— START OF INFORMATION SHOWN —

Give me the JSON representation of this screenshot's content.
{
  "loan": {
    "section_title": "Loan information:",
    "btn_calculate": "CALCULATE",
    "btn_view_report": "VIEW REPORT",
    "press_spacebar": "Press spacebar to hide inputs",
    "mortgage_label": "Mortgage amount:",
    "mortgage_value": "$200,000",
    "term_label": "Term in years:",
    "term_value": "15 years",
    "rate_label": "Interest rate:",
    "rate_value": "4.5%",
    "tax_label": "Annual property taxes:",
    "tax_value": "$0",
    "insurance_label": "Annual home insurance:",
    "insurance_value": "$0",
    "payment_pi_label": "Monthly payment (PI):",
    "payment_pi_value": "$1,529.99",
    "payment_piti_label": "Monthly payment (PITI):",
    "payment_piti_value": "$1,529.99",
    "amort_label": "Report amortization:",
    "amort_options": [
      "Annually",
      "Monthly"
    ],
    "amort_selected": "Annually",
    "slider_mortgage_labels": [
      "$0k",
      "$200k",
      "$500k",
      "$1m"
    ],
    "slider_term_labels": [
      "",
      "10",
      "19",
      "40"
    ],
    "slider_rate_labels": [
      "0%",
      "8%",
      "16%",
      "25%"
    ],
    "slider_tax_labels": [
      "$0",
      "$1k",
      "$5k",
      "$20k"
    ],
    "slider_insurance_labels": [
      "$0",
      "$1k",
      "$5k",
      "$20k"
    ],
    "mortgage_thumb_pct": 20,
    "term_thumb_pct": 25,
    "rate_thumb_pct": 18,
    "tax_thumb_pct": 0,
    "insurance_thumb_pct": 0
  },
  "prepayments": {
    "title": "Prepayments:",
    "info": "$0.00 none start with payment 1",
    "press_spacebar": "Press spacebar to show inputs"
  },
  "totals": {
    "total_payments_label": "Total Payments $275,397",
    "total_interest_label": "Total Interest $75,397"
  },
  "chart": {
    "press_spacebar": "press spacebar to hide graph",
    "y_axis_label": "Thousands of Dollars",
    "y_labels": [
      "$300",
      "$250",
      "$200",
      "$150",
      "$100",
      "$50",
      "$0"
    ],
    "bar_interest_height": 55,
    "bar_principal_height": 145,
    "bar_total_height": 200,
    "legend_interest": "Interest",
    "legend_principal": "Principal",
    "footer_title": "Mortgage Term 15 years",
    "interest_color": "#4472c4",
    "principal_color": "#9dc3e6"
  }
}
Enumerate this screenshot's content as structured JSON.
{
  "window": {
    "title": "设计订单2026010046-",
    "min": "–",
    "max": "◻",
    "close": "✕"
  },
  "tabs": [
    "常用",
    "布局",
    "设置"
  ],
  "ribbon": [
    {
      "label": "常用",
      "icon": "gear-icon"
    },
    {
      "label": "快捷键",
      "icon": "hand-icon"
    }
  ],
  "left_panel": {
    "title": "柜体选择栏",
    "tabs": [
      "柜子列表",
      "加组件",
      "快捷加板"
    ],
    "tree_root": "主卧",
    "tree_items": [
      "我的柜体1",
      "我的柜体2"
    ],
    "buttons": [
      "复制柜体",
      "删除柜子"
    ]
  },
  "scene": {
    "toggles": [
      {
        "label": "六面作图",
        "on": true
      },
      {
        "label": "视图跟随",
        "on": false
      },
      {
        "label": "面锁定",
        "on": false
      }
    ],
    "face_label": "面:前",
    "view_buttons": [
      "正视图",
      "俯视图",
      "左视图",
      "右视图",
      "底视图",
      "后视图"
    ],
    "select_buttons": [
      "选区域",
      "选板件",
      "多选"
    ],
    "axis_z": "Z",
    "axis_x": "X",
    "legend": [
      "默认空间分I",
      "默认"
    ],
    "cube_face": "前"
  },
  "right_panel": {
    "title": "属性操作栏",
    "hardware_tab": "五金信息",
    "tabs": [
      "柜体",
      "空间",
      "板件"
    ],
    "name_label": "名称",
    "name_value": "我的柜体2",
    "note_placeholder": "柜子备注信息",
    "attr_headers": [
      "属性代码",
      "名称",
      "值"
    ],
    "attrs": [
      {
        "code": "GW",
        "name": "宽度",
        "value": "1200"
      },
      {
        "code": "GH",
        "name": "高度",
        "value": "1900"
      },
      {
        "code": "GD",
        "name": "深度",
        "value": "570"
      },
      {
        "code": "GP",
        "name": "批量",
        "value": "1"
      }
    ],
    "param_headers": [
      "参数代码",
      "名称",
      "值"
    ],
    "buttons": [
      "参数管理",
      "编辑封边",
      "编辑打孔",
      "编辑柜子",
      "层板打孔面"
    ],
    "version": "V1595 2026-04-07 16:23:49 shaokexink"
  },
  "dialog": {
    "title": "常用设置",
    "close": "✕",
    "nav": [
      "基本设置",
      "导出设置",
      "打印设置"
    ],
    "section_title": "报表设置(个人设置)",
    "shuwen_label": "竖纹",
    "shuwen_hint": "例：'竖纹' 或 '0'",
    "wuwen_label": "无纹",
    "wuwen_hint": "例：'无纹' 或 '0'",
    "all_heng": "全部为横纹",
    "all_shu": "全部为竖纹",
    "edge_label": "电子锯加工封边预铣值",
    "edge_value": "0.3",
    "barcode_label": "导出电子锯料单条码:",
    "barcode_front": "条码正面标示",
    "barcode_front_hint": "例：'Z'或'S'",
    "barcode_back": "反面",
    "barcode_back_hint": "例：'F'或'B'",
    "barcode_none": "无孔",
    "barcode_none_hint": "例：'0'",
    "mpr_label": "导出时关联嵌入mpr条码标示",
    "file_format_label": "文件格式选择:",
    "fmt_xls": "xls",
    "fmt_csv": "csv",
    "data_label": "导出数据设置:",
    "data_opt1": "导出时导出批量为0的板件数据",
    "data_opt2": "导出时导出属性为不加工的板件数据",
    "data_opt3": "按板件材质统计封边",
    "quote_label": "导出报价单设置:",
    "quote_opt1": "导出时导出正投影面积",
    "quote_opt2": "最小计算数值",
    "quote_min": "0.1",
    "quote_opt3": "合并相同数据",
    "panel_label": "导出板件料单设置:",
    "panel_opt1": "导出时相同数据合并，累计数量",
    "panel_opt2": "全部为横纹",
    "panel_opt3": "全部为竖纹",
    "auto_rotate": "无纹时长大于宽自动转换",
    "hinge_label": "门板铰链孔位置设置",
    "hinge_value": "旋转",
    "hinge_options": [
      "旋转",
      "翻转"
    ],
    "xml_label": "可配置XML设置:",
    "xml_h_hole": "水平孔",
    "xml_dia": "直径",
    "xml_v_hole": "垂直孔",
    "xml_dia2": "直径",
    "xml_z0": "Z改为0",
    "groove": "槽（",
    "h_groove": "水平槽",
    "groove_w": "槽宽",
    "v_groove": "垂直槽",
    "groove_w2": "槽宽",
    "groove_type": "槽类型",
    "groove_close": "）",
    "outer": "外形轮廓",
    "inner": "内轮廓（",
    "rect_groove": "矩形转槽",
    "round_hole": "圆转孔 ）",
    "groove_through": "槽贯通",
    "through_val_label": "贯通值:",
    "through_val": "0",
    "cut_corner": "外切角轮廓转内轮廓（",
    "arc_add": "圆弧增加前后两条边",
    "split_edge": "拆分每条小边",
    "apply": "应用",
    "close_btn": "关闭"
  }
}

— END OF INFORMATION SHOWN —

§ INSTRUCTIONS FOR THE TASK: Copy all of the data exactly.

§ RESPONSE:
Give me the JSON representation of this screenshot's content.
{
  "loan": {
    "section_title": "Loan information:",
    "btn_calculate": "CALCULATE",
    "btn_view_report": "VIEW REPORT",
    "press_spacebar": "Press spacebar to hide inputs",
    "mortgage_label": "Mortgage amount:",
    "mortgage_value": "$200,000",
    "term_label": "Term in years:",
    "term_value": "15 years",
    "rate_label": "Interest rate:",
    "rate_value": "4.5%",
    "tax_label": "Annual property taxes:",
    "tax_value": "$0",
    "insurance_label": "Annual home insurance:",
    "insurance_value": "$0",
    "payment_pi_label": "Monthly payment (PI):",
    "payment_pi_value": "$1,529.99",
    "payment_piti_label": "Monthly payment (PITI):",
    "payment_piti_value": "$1,529.99",
    "amort_label": "Report amortization:",
    "amort_options": [
      "Annually",
      "Monthly"
    ],
    "amort_selected": "Annually",
    "slider_mortgage_labels": [
      "$0k",
      "$200k",
      "$500k",
      "$1m"
    ],
    "slider_term_labels": [
      "",
      "10",
      "19",
      "40"
    ],
    "slider_rate_labels": [
      "0%",
      "8%",
      "16%",
      "25%"
    ],
    "slider_tax_labels": [
      "$0",
      "$1k",
      "$5k",
      "$20k"
    ],
    "slider_insurance_labels": [
      "$0",
      "$1k",
      "$5k",
      "$20k"
    ],
    "mortgage_thumb_pct": 20,
    "term_thumb_pct": 25,
    "rate_thumb_pct": 18,
    "tax_thumb_pct": 0,
    "insurance_thumb_pct": 0
  },
  "prepayments": {
    "title": "Prepayments:",
    "info": "$0.00 none start with payment 1",
    "press_spacebar": "Press spacebar to show inputs"
  },
  "totals": {
    "total_payments_label": "Total Payments $275,397",
    "total_interest_label": "Total Interest $75,397"
  },
  "chart": {
    "press_spacebar": "press spacebar to hide graph",
    "y_axis_label": "Thousands of Dollars",
    "y_labels": [
      "$300",
      "$250",
      "$200",
      "$150",
      "$100",
      "$50",
      "$0"
    ],
    "bar_interest_height": 55,
    "bar_principal_height": 145,
    "bar_total_height": 200,
    "legend_interest": "Interest",
    "legend_principal": "Principal",
    "footer_title": "Mortgage Term 15 years",
    "interest_color": "#4472c4",
    "principal_color": "#9dc3e6"
  }
}
Enumerate this screenshot's content as structured JSON.
{
  "window": {
    "title": "设计订单2026010046-",
    "min": "–",
    "max": "◻",
    "close": "✕"
  },
  "tabs": [
    "常用",
    "布局",
    "设置"
  ],
  "ribbon": [
    {
      "label": "常用",
      "icon": "gear-icon"
    },
    {
      "label": "快捷键",
      "icon": "hand-icon"
    }
  ],
  "left_panel": {
    "title": "柜体选择栏",
    "tabs": [
      "柜子列表",
      "加组件",
      "快捷加板"
    ],
    "tree_root": "主卧",
    "tree_items": [
      "我的柜体1",
      "我的柜体2"
    ],
    "buttons": [
      "复制柜体",
      "删除柜子"
    ]
  },
  "scene": {
    "toggles": [
      {
        "label": "六面作图",
        "on": true
      },
      {
        "label": "视图跟随",
        "on": false
      },
      {
        "label": "面锁定",
        "on": false
      }
    ],
    "face_label": "面:前",
    "view_buttons": [
      "正视图",
      "俯视图",
      "左视图",
      "右视图",
      "底视图",
      "后视图"
    ],
    "select_buttons": [
      "选区域",
      "选板件",
      "多选"
    ],
    "axis_z": "Z",
    "axis_x": "X",
    "legend": [
      "默认空间分I",
      "默认"
    ],
    "cube_face": "前"
  },
  "right_panel": {
    "title": "属性操作栏",
    "hardware_tab": "五金信息",
    "tabs": [
      "柜体",
      "空间",
      "板件"
    ],
    "name_label": "名称",
    "name_value": "我的柜体2",
    "note_placeholder": "柜子备注信息",
    "attr_headers": [
      "属性代码",
      "名称",
      "值"
    ],
    "attrs": [
      {
        "code": "GW",
        "name": "宽度",
        "value": "1200"
      },
      {
        "code": "GH",
        "name": "高度",
        "value": "1900"
      },
      {
        "code": "GD",
        "name": "深度",
        "value": "570"
      },
      {
        "code": "GP",
        "name": "批量",
        "value": "1"
      }
    ],
    "param_headers": [
      "参数代码",
      "名称",
      "值"
    ],
    "buttons": [
      "参数管理",
      "编辑封边",
      "编辑打孔",
      "编辑柜子",
      "层板打孔面"
    ],
    "version": "V1595 2026-04-07 16:23:49 shaokexink"
  },
  "dialog": {
    "title": "常用设置",
    "close": "✕",
    "nav": [
      "基本设置",
      "导出设置",
      "打印设置"
    ],
    "section_title": "报表设置(个人设置)",
    "shuwen_label": "竖纹",
    "shuwen_hint": "例：'竖纹' 或 '0'",
    "wuwen_label": "无纹",
    "wuwen_hint": "例：'无纹' 或 '0'",
    "all_heng": "全部为横纹",
    "all_shu": "全部为竖纹",
    "edge_label": "电子锯加工封边预铣值",
    "edge_value": "0.3",
    "barcode_label": "导出电子锯料单条码:",
    "barcode_front": "条码正面标示",
    "barcode_front_hint": "例：'Z'或'S'",
    "barcode_back": "反面",
    "barcode_back_hint": "例：'F'或'B'",
    "barcode_none": "无孔",
    "barcode_none_hint": "例：'0'",
    "mpr_label": "导出时关联嵌入mpr条码标示",
    "file_format_label": "文件格式选择:",
    "fmt_xls": "xls",
    "fmt_csv": "csv",
    "data_label": "导出数据设置:",
    "data_opt1": "导出时导出批量为0的板件数据",
    "data_opt2": "导出时导出属性为不加工的板件数据",
    "data_opt3": "按板件材质统计封边",
    "quote_label": "导出报价单设置:",
    "quote_opt1": "导出时导出正投影面积",
    "quote_opt2": "最小计算数值",
    "quote_min": "0.1",
    "quote_opt3": "合并相同数据",
    "panel_label": "导出板件料单设置:",
    "panel_opt1": "导出时相同数据合并，累计数量",
    "panel_opt2": "全部为横纹",
    "panel_opt3": "全部为竖纹",
    "auto_rotate": "无纹时长大于宽自动转换",
    "hinge_label": "门板铰链孔位置设置",
    "hinge_value": "旋转",
    "hinge_options": [
      "旋转",
      "翻转"
    ],
    "xml_label": "可配置XML设置:",
    "xml_h_hole": "水平孔",
    "xml_dia": "直径",
    "xml_v_hole": "垂直孔",
    "xml_dia2": "直径",
    "xml_z0": "Z改为0",
    "groove": "槽（",
    "h_groove": "水平槽",
    "groove_w": "槽宽",
    "v_groove": "垂直槽",
    "groove_w2": "槽宽",
    "groove_type": "槽类型",
    "groove_close": "）",
    "outer": "外形轮廓",
    "inner": "内轮廓（",
    "rect_groove": "矩形转槽",
    "round_hole": "圆转孔 ）",
    "groove_through": "槽贯通",
    "through_val_label": "贯通值:",
    "through_val": "0",
    "cut_corner": "外切角轮廓转内轮廓（",
    "arc_add": "圆弧增加前后两条边",
    "split_edge": "拆分每条小边",
    "apply": "应用",
    "close_btn": "关闭"
  }
}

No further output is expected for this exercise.